The listing below should be written out exactly; please include all of it.
################
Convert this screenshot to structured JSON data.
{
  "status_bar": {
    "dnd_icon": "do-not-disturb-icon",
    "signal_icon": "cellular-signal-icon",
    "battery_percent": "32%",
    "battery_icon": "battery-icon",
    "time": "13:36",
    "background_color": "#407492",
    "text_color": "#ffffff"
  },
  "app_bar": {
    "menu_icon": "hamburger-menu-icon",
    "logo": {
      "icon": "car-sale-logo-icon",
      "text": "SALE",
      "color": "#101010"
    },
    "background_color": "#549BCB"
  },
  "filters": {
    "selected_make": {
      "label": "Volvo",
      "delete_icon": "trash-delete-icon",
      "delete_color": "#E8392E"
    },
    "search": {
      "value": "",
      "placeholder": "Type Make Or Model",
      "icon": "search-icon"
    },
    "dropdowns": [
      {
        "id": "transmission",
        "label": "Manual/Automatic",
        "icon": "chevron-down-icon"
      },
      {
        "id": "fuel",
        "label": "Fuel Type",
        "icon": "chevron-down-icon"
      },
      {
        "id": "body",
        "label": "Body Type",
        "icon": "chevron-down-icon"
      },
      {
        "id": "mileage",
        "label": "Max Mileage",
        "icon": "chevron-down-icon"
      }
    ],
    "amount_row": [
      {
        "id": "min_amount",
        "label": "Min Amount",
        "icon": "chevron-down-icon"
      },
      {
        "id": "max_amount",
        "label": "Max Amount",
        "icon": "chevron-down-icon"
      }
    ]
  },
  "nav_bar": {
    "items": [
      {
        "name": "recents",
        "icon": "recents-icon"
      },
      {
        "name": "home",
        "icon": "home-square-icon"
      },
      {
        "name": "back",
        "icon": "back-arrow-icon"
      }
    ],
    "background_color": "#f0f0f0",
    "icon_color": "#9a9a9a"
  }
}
################
SOLUTION:
Convert this screenshot to structured JSON data.
{
  "status_bar": {
    "dnd_icon": "do-not-disturb-icon",
    "signal_icon": "cellular-signal-icon",
    "battery_percent": "32%",
    "battery_icon": "battery-icon",
    "time": "13:36",
    "background_color": "#407492",
    "text_color": "#ffffff"
  },
  "app_bar": {
    "menu_icon": "hamburger-menu-icon",
    "logo": {
      "icon": "car-sale-logo-icon",
      "text": "SALE",
      "color": "#101010"
    },
    "background_color": "#549BCB"
  },
  "filters": {
    "selected_make": {
      "label": "Volvo",
      "delete_icon": "trash-delete-icon",
      "delete_color": "#E8392E"
    },
    "search": {
      "value": "",
      "placeholder": "Type Make Or Model",
      "icon": "search-icon"
    },
    "dropdowns": [
      {
        "id": "transmission",
        "label": "Manual/Automatic",
        "icon": "chevron-down-icon"
      },
      {
        "id": "fuel",
        "label": "Fuel Type",
        "icon": "chevron-down-icon"
      },
      {
        "id": "body",
        "label": "Body Type",
        "icon": "chevron-down-icon"
      },
      {
        "id": "mileage",
        "label": "Max Mileage",
        "icon": "chevron-down-icon"
      }
    ],
    "amount_row": [
      {
        "id": "min_amount",
        "label": "Min Amount",
        "icon": "chevron-down-icon"
      },
      {
        "id": "max_amount",
        "label": "Max Amount",
        "icon": "chevron-down-icon"
      }
    ]
  },
  "nav_bar": {
    "items": [
      {
        "name": "recents",
        "icon": "recents-icon"
      },
      {
        "name": "home",
        "icon": "home-square-icon"
      },
      {
        "name": "back",
        "icon": "back-arrow-icon"
      }
    ],
    "background_color": "#f0f0f0",
    "icon_color": "#9a9a9a"
  }
}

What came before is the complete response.